Return the entries below verbatim. Pictures stay out.

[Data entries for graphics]
===

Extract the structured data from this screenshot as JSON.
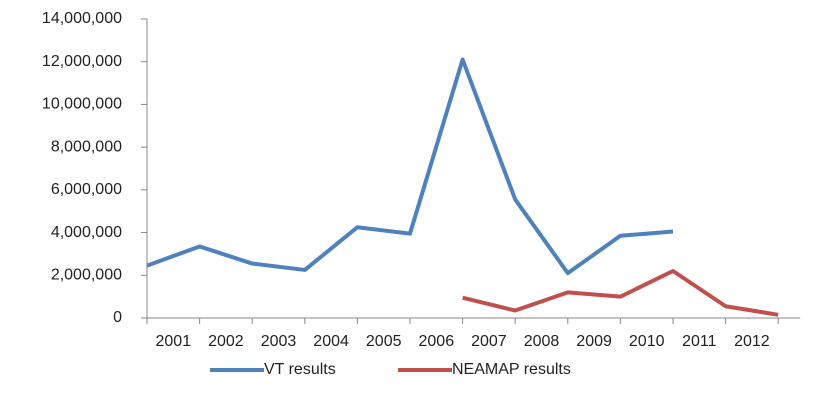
{
  "chart_data": {
    "type": "line",
    "categories": [
      "2001",
      "2002",
      "2003",
      "2004",
      "2005",
      "2006",
      "2007",
      "2008",
      "2009",
      "2010",
      "2011",
      "2012",
      null
    ],
    "series": [
      {
        "name": "VT results",
        "color": "#4f81bd",
        "values": [
          2450000,
          3350000,
          2550000,
          2250000,
          4250000,
          3950000,
          12100000,
          5550000,
          2100000,
          3850000,
          4050000,
          null,
          null
        ]
      },
      {
        "name": "NEAMAP results",
        "color": "#c0504d",
        "values": [
          null,
          null,
          null,
          null,
          null,
          null,
          950000,
          350000,
          1200000,
          1000000,
          2200000,
          550000,
          150000
        ]
      }
    ],
    "ylim": [
      0,
      14000000
    ],
    "yticks": [
      0,
      {
        "value": 2000000,
        "label": "2,000,000"
      },
      {
        "value": 4000000,
        "label": "4,000,000"
      },
      {
        "value": 6000000,
        "label": "6,000,000"
      },
      {
        "value": 8000000,
        "label": "8,000,000"
      },
      {
        "value": 10000000,
        "label": "10,000,000"
      },
      {
        "value": 12000000,
        "label": "12,000,000"
      },
      {
        "value": 14000000,
        "label": "14,000,000"
      }
    ],
    "legend": "bottom"
  }
}
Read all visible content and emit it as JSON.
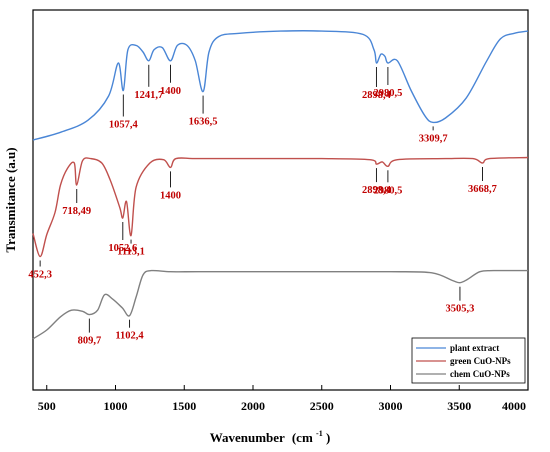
{
  "chart_data": {
    "type": "line",
    "xlabel": "Wavenumber",
    "xlabel_unit": "(cm",
    "xlabel_sup": "-1",
    "xlabel_close": ")",
    "ylabel": "Transmitance (a.u)",
    "xlim": [
      400,
      4000
    ],
    "x_ticks": [
      500,
      1000,
      1500,
      2000,
      2500,
      3000,
      3500,
      4000
    ],
    "y_ticks_shown": false,
    "legend_position": "bottom-right",
    "series": [
      {
        "name": "plant extract",
        "color": "#4a86d6",
        "points": [
          [
            400,
            0.0
          ],
          [
            600,
            0.07
          ],
          [
            800,
            0.18
          ],
          [
            950,
            0.4
          ],
          [
            1020,
            0.7
          ],
          [
            1057,
            0.45
          ],
          [
            1090,
            0.82
          ],
          [
            1150,
            0.86
          ],
          [
            1200,
            0.8
          ],
          [
            1242,
            0.72
          ],
          [
            1280,
            0.82
          ],
          [
            1340,
            0.84
          ],
          [
            1400,
            0.72
          ],
          [
            1450,
            0.86
          ],
          [
            1520,
            0.86
          ],
          [
            1580,
            0.72
          ],
          [
            1637,
            0.44
          ],
          [
            1680,
            0.8
          ],
          [
            1750,
            0.94
          ],
          [
            1900,
            0.97
          ],
          [
            2200,
            0.99
          ],
          [
            2500,
            0.99
          ],
          [
            2800,
            0.96
          ],
          [
            2880,
            0.82
          ],
          [
            2898,
            0.7
          ],
          [
            2930,
            0.78
          ],
          [
            2960,
            0.76
          ],
          [
            2981,
            0.7
          ],
          [
            3050,
            0.72
          ],
          [
            3150,
            0.45
          ],
          [
            3250,
            0.22
          ],
          [
            3310,
            0.16
          ],
          [
            3400,
            0.2
          ],
          [
            3550,
            0.38
          ],
          [
            3700,
            0.72
          ],
          [
            3800,
            0.92
          ],
          [
            3900,
            0.97
          ],
          [
            4000,
            0.99
          ]
        ]
      },
      {
        "name": "green CuO-NPs",
        "color": "#c0504d",
        "points": [
          [
            400,
            -0.34
          ],
          [
            452,
            -0.55
          ],
          [
            500,
            -0.35
          ],
          [
            560,
            -0.15
          ],
          [
            600,
            0.1
          ],
          [
            650,
            0.25
          ],
          [
            700,
            0.3
          ],
          [
            718,
            0.1
          ],
          [
            760,
            0.32
          ],
          [
            820,
            0.34
          ],
          [
            900,
            0.3
          ],
          [
            960,
            0.15
          ],
          [
            1030,
            -0.1
          ],
          [
            1053,
            -0.2
          ],
          [
            1080,
            -0.05
          ],
          [
            1113,
            -0.36
          ],
          [
            1150,
            0.08
          ],
          [
            1250,
            0.3
          ],
          [
            1350,
            0.33
          ],
          [
            1400,
            0.26
          ],
          [
            1440,
            0.34
          ],
          [
            1600,
            0.34
          ],
          [
            2000,
            0.34
          ],
          [
            2500,
            0.34
          ],
          [
            2850,
            0.33
          ],
          [
            2898,
            0.29
          ],
          [
            2940,
            0.31
          ],
          [
            2981,
            0.27
          ],
          [
            3050,
            0.33
          ],
          [
            3400,
            0.34
          ],
          [
            3600,
            0.34
          ],
          [
            3669,
            0.3
          ],
          [
            3720,
            0.34
          ],
          [
            4000,
            0.35
          ]
        ]
      },
      {
        "name": "chem CuO-NPs",
        "color": "#808080",
        "points": [
          [
            400,
            -0.98
          ],
          [
            500,
            -0.9
          ],
          [
            600,
            -0.78
          ],
          [
            680,
            -0.72
          ],
          [
            760,
            -0.73
          ],
          [
            810,
            -0.76
          ],
          [
            870,
            -0.72
          ],
          [
            920,
            -0.58
          ],
          [
            980,
            -0.62
          ],
          [
            1050,
            -0.7
          ],
          [
            1102,
            -0.77
          ],
          [
            1150,
            -0.6
          ],
          [
            1200,
            -0.4
          ],
          [
            1260,
            -0.36
          ],
          [
            1400,
            -0.37
          ],
          [
            1600,
            -0.37
          ],
          [
            2000,
            -0.37
          ],
          [
            2500,
            -0.37
          ],
          [
            3000,
            -0.37
          ],
          [
            3300,
            -0.38
          ],
          [
            3450,
            -0.45
          ],
          [
            3505,
            -0.47
          ],
          [
            3560,
            -0.44
          ],
          [
            3650,
            -0.37
          ],
          [
            3750,
            -0.36
          ],
          [
            4000,
            -0.36
          ]
        ]
      }
    ],
    "annotations": [
      {
        "text": "1057,4",
        "x": 1057,
        "series": 0
      },
      {
        "text": "1241,7",
        "x": 1242,
        "series": 0
      },
      {
        "text": "1400",
        "x": 1400,
        "series": 0
      },
      {
        "text": "1636,5",
        "x": 1637,
        "series": 0
      },
      {
        "text": "2898,4",
        "x": 2898,
        "series": 0
      },
      {
        "text": "2980,5",
        "x": 2981,
        "series": 0
      },
      {
        "text": "3309,7",
        "x": 3310,
        "series": 0
      },
      {
        "text": "718,49",
        "x": 718,
        "series": 1
      },
      {
        "text": "1400",
        "x": 1400,
        "series": 1
      },
      {
        "text": "2898,4",
        "x": 2898,
        "series": 1
      },
      {
        "text": "2980,5",
        "x": 2981,
        "series": 1
      },
      {
        "text": "3668,7",
        "x": 3669,
        "series": 1
      },
      {
        "text": "1052,6",
        "x": 1053,
        "series": 1
      },
      {
        "text": "1113,1",
        "x": 1113,
        "series": 1
      },
      {
        "text": "452,3",
        "x": 452,
        "series": 1
      },
      {
        "text": "3505,3",
        "x": 3505,
        "series": 2
      },
      {
        "text": "809,7",
        "x": 810,
        "series": 2
      },
      {
        "text": "1102,4",
        "x": 1102,
        "series": 2
      }
    ]
  }
}
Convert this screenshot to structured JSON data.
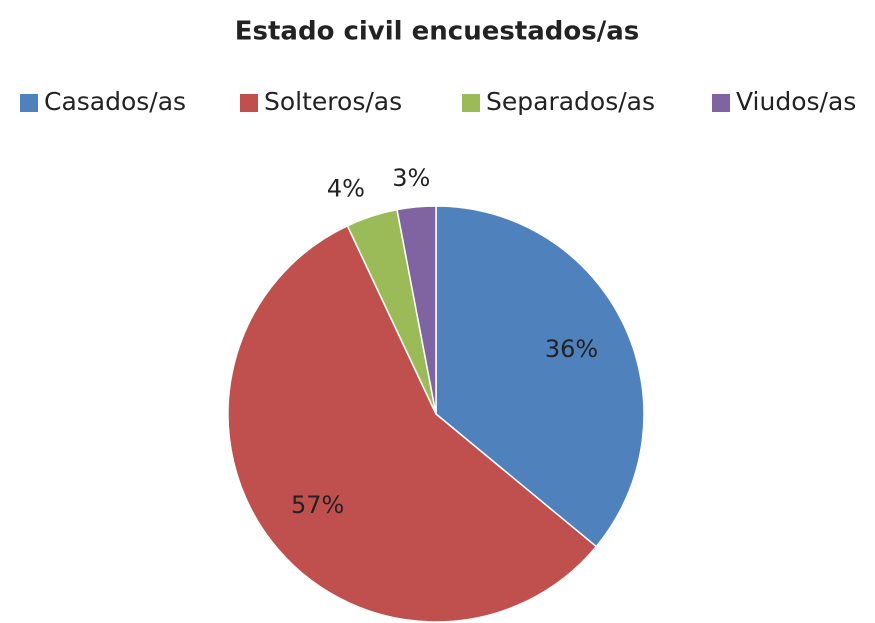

===

■ TASK RESPONSE
Extract the structured data from this screenshot as JSON.
{
  "chart_data": {
    "type": "line",
    "categories": [
      "2001",
      "2002",
      "2003",
      "2004",
      "2005",
      "2006",
      "2007",
      "2008",
      "2009",
      "2010",
      "2011",
      "2012",
      null
    ],
    "series": [
      {
        "name": "VT results",
        "color": "#4f81bd",
        "values": [
          2450000,
          3350000,
          2550000,
          2250000,
          4250000,
          3950000,
          12100000,
          5550000,
          2100000,
          3850000,
          4050000,
          null,
          null
        ]
      },
      {
        "name": "NEAMAP results",
        "color": "#c0504d",
        "values": [
          null,
          null,
          null,
          null,
          null,
          null,
          950000,
          350000,
          1200000,
          1000000,
          2200000,
          550000,
          150000
        ]
      }
    ],
    "ylim": [
      0,
      14000000
    ],
    "yticks": [
      0,
      {
        "value": 2000000,
        "label": "2,000,000"
      },
      {
        "value": 4000000,
        "label": "4,000,000"
      },
      {
        "value": 6000000,
        "label": "6,000,000"
      },
      {
        "value": 8000000,
        "label": "8,000,000"
      },
      {
        "value": 10000000,
        "label": "10,000,000"
      },
      {
        "value": 12000000,
        "label": "12,000,000"
      },
      {
        "value": 14000000,
        "label": "14,000,000"
      }
    ],
    "legend": "bottom"
  }
}
Read all visible content and emit it as JSON.
{
  "chart_data": {
    "type": "line",
    "xlabel": "Wavenumber",
    "xlabel_unit": "(cm",
    "xlabel_sup": "-1",
    "xlabel_close": ")",
    "ylabel": "Transmitance (a.u)",
    "xlim": [
      400,
      4000
    ],
    "x_ticks": [
      500,
      1000,
      1500,
      2000,
      2500,
      3000,
      3500,
      4000
    ],
    "y_ticks_shown": false,
    "legend_position": "bottom-right",
    "series": [
      {
        "name": "plant extract",
        "color": "#4a86d6",
        "points": [
          [
            400,
            0.0
          ],
          [
            600,
            0.07
          ],
          [
            800,
            0.18
          ],
          [
            950,
            0.4
          ],
          [
            1020,
            0.7
          ],
          [
            1057,
            0.45
          ],
          [
            1090,
            0.82
          ],
          [
            1150,
            0.86
          ],
          [
            1200,
            0.8
          ],
          [
            1242,
            0.72
          ],
          [
            1280,
            0.82
          ],
          [
            1340,
            0.84
          ],
          [
            1400,
            0.72
          ],
          [
            1450,
            0.86
          ],
          [
            1520,
            0.86
          ],
          [
            1580,
            0.72
          ],
          [
            1637,
            0.44
          ],
          [
            1680,
            0.8
          ],
          [
            1750,
            0.94
          ],
          [
            1900,
            0.97
          ],
          [
            2200,
            0.99
          ],
          [
            2500,
            0.99
          ],
          [
            2800,
            0.96
          ],
          [
            2880,
            0.82
          ],
          [
            2898,
            0.7
          ],
          [
            2930,
            0.78
          ],
          [
            2960,
            0.76
          ],
          [
            2981,
            0.7
          ],
          [
            3050,
            0.72
          ],
          [
            3150,
            0.45
          ],
          [
            3250,
            0.22
          ],
          [
            3310,
            0.16
          ],
          [
            3400,
            0.2
          ],
          [
            3550,
            0.38
          ],
          [
            3700,
            0.72
          ],
          [
            3800,
            0.92
          ],
          [
            3900,
            0.97
          ],
          [
            4000,
            0.99
          ]
        ]
      },
      {
        "name": "green CuO-NPs",
        "color": "#c0504d",
        "points": [
          [
            400,
            -0.34
          ],
          [
            452,
            -0.55
          ],
          [
            500,
            -0.35
          ],
          [
            560,
            -0.15
          ],
          [
            600,
            0.1
          ],
          [
            650,
            0.25
          ],
          [
            700,
            0.3
          ],
          [
            718,
            0.1
          ],
          [
            760,
            0.32
          ],
          [
            820,
            0.34
          ],
          [
            900,
            0.3
          ],
          [
            960,
            0.15
          ],
          [
            1030,
            -0.1
          ],
          [
            1053,
            -0.2
          ],
          [
            1080,
            -0.05
          ],
          [
            1113,
            -0.36
          ],
          [
            1150,
            0.08
          ],
          [
            1250,
            0.3
          ],
          [
            1350,
            0.33
          ],
          [
            1400,
            0.26
          ],
          [
            1440,
            0.34
          ],
          [
            1600,
            0.34
          ],
          [
            2000,
            0.34
          ],
          [
            2500,
            0.34
          ],
          [
            2850,
            0.33
          ],
          [
            2898,
            0.29
          ],
          [
            2940,
            0.31
          ],
          [
            2981,
            0.27
          ],
          [
            3050,
            0.33
          ],
          [
            3400,
            0.34
          ],
          [
            3600,
            0.34
          ],
          [
            3669,
            0.3
          ],
          [
            3720,
            0.34
          ],
          [
            4000,
            0.35
          ]
        ]
      },
      {
        "name": "chem CuO-NPs",
        "color": "#808080",
        "points": [
          [
            400,
            -0.98
          ],
          [
            500,
            -0.9
          ],
          [
            600,
            -0.78
          ],
          [
            680,
            -0.72
          ],
          [
            760,
            -0.73
          ],
          [
            810,
            -0.76
          ],
          [
            870,
            -0.72
          ],
          [
            920,
            -0.58
          ],
          [
            980,
            -0.62
          ],
          [
            1050,
            -0.7
          ],
          [
            1102,
            -0.77
          ],
          [
            1150,
            -0.6
          ],
          [
            1200,
            -0.4
          ],
          [
            1260,
            -0.36
          ],
          [
            1400,
            -0.37
          ],
          [
            1600,
            -0.37
          ],
          [
            2000,
            -0.37
          ],
          [
            2500,
            -0.37
          ],
          [
            3000,
            -0.37
          ],
          [
            3300,
            -0.38
          ],
          [
            3450,
            -0.45
          ],
          [
            3505,
            -0.47
          ],
          [
            3560,
            -0.44
          ],
          [
            3650,
            -0.37
          ],
          [
            3750,
            -0.36
          ],
          [
            4000,
            -0.36
          ]
        ]
      }
    ],
    "annotations": [
      {
        "text": "1057,4",
        "x": 1057,
        "series": 0
      },
      {
        "text": "1241,7",
        "x": 1242,
        "series": 0
      },
      {
        "text": "1400",
        "x": 1400,
        "series": 0
      },
      {
        "text": "1636,5",
        "x": 1637,
        "series": 0
      },
      {
        "text": "2898,4",
        "x": 2898,
        "series": 0
      },
      {
        "text": "2980,5",
        "x": 2981,
        "series": 0
      },
      {
        "text": "3309,7",
        "x": 3310,
        "series": 0
      },
      {
        "text": "718,49",
        "x": 718,
        "series": 1
      },
      {
        "text": "1400",
        "x": 1400,
        "series": 1
      },
      {
        "text": "2898,4",
        "x": 2898,
        "series": 1
      },
      {
        "text": "2980,5",
        "x": 2981,
        "series": 1
      },
      {
        "text": "3668,7",
        "x": 3669,
        "series": 1
      },
      {
        "text": "1052,6",
        "x": 1053,
        "series": 1
      },
      {
        "text": "1113,1",
        "x": 1113,
        "series": 1
      },
      {
        "text": "452,3",
        "x": 452,
        "series": 1
      },
      {
        "text": "3505,3",
        "x": 3505,
        "series": 2
      },
      {
        "text": "809,7",
        "x": 810,
        "series": 2
      },
      {
        "text": "1102,4",
        "x": 1102,
        "series": 2
      }
    ]
  }
}
Convert this screenshot to structured JSON data.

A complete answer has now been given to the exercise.